OBJECTIVE: Write out the data below word for word, starting at the first line and ending at the line that contains "borders-eastern-europe [443,106,697,260]", including both of those lines.

DATASET EXCERPTS:

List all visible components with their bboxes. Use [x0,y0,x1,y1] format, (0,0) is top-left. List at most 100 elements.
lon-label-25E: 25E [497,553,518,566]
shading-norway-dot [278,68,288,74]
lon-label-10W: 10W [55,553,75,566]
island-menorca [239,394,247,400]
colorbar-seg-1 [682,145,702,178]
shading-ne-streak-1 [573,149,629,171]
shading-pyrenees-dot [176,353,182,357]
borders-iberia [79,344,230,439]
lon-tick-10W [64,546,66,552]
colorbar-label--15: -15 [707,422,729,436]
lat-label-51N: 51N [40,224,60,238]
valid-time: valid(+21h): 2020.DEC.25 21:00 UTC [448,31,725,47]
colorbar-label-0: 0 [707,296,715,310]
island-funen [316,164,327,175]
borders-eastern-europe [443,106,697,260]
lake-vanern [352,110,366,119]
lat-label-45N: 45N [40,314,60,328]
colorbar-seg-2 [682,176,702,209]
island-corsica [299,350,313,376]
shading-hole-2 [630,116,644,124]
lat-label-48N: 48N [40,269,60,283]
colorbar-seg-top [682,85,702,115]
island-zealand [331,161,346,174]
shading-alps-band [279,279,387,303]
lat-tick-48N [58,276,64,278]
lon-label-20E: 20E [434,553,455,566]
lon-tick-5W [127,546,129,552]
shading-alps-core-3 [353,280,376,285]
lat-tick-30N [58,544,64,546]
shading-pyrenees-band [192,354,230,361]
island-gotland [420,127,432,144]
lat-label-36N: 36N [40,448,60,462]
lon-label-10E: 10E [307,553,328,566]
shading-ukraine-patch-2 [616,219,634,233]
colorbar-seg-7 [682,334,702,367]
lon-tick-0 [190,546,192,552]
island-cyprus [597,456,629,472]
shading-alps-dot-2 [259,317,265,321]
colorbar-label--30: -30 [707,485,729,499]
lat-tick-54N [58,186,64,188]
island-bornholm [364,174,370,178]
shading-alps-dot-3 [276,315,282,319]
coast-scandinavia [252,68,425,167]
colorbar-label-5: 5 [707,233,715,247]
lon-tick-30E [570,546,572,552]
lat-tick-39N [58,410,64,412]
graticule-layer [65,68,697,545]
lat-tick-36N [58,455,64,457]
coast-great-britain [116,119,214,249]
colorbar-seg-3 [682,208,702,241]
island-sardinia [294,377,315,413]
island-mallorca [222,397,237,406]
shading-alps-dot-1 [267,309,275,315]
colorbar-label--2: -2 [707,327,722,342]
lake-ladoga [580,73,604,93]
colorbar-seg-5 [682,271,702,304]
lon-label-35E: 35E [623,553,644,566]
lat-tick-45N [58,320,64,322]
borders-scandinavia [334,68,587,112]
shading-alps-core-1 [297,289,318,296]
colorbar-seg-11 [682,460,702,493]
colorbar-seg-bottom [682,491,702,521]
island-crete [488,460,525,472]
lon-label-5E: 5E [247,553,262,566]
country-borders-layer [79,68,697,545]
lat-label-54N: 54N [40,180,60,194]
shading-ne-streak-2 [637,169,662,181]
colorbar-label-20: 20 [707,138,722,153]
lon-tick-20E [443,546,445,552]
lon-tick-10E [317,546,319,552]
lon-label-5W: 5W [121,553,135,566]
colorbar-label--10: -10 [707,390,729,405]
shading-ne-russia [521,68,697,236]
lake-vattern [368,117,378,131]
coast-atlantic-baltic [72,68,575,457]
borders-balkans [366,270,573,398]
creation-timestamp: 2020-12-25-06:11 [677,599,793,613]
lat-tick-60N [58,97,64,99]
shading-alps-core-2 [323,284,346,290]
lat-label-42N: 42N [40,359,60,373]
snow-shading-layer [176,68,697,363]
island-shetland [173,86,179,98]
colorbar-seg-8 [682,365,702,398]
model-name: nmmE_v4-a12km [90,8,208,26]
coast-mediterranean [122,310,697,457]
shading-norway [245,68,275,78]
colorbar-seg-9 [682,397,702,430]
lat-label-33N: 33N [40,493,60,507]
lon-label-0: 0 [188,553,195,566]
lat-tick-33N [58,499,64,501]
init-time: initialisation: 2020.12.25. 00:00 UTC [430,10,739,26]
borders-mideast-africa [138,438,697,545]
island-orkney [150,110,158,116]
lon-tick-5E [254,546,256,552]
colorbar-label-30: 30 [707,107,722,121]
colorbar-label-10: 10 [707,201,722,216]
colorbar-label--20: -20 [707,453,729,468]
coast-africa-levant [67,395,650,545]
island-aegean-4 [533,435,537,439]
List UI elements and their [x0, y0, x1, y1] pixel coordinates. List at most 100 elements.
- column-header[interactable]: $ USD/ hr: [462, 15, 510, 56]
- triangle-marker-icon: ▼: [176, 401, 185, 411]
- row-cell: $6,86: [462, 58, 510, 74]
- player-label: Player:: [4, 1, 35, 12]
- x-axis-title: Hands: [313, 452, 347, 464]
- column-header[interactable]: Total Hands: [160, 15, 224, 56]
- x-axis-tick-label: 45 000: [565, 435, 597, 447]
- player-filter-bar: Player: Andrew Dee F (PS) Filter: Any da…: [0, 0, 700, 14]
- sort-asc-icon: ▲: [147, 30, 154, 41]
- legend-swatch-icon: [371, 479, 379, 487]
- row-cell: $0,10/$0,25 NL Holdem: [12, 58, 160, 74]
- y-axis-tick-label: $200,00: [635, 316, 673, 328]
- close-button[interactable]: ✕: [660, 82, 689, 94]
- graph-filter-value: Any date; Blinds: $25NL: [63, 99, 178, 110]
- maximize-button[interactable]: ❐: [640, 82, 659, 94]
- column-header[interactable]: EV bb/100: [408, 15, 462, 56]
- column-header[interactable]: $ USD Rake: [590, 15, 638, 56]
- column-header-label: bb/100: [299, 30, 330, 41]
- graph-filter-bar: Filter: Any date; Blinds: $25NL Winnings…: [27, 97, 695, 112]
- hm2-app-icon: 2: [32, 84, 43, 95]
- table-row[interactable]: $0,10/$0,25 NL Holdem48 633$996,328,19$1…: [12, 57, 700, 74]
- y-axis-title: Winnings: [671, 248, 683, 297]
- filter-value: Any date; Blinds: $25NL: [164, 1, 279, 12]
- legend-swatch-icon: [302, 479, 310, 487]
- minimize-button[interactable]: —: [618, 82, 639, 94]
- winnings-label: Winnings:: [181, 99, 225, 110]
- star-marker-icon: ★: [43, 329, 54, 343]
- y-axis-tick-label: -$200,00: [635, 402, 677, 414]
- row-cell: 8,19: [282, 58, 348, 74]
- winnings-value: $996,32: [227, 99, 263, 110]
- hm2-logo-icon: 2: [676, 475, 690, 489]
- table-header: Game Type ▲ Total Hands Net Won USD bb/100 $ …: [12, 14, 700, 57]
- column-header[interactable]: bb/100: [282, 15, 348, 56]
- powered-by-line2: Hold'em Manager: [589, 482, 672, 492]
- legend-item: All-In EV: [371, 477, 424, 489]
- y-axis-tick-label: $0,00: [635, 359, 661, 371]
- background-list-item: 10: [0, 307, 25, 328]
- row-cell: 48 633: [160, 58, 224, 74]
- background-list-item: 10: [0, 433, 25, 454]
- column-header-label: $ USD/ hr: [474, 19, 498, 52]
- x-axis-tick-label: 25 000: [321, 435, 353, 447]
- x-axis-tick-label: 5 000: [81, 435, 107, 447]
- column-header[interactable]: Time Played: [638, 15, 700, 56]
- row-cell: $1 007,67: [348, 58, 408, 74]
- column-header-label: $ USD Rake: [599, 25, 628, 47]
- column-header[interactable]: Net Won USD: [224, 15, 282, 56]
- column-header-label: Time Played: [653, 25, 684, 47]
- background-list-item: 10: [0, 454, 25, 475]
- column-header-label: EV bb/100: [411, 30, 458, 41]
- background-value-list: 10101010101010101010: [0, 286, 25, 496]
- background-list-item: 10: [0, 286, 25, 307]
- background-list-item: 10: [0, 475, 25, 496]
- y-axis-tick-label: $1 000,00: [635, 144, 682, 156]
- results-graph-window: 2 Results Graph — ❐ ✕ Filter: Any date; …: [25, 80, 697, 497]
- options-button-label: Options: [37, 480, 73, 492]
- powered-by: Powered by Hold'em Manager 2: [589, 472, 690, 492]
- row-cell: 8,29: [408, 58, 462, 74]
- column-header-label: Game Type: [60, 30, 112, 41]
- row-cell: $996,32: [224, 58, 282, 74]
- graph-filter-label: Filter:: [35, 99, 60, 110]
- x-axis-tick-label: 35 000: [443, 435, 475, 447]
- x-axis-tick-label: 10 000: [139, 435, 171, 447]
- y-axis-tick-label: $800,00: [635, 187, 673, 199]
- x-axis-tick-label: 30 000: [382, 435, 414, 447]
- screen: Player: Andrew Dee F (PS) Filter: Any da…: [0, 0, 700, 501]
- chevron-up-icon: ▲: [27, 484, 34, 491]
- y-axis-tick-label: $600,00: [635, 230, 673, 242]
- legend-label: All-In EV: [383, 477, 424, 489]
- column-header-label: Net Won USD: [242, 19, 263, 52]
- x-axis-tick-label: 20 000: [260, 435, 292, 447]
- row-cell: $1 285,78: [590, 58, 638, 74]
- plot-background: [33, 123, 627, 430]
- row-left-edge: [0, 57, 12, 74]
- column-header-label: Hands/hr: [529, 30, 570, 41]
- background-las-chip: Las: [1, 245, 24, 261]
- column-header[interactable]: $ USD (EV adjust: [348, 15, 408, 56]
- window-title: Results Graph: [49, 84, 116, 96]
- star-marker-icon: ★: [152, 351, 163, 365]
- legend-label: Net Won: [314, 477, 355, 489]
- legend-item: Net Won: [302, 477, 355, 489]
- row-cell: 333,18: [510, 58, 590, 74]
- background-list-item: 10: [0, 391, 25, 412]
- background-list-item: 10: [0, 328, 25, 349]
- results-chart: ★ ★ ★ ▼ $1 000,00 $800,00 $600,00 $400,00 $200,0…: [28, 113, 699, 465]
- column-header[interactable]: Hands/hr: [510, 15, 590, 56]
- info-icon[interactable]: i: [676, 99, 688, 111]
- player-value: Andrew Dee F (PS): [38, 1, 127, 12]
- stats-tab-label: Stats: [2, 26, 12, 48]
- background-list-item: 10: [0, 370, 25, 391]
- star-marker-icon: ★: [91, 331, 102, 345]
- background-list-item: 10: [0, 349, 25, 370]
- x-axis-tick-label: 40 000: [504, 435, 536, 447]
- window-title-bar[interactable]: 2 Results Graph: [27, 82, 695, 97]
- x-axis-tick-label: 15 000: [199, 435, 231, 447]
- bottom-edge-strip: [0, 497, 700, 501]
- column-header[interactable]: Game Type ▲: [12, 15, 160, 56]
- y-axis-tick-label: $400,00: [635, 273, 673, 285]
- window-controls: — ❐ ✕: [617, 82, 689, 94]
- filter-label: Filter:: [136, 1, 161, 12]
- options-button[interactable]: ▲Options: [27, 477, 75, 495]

CORRECT OUTPUT:
List all visible components with their bboxes. Use [x0,y0,x1,y1] format, (0,0) is top-left. List at most 100 elements.
lon-label-25E: 25E [497,553,518,566]
shading-norway-dot [278,68,288,74]
lon-label-10W: 10W [55,553,75,566]
island-menorca [239,394,247,400]
colorbar-seg-1 [682,145,702,178]
shading-ne-streak-1 [573,149,629,171]
shading-pyrenees-dot [176,353,182,357]
borders-iberia [79,344,230,439]
lon-tick-10W [64,546,66,552]
colorbar-label--15: -15 [707,422,729,436]
lat-label-51N: 51N [40,224,60,238]
valid-time: valid(+21h): 2020.DEC.25 21:00 UTC [448,31,725,47]
colorbar-label-0: 0 [707,296,715,310]
island-funen [316,164,327,175]
borders-eastern-europe [443,106,697,260]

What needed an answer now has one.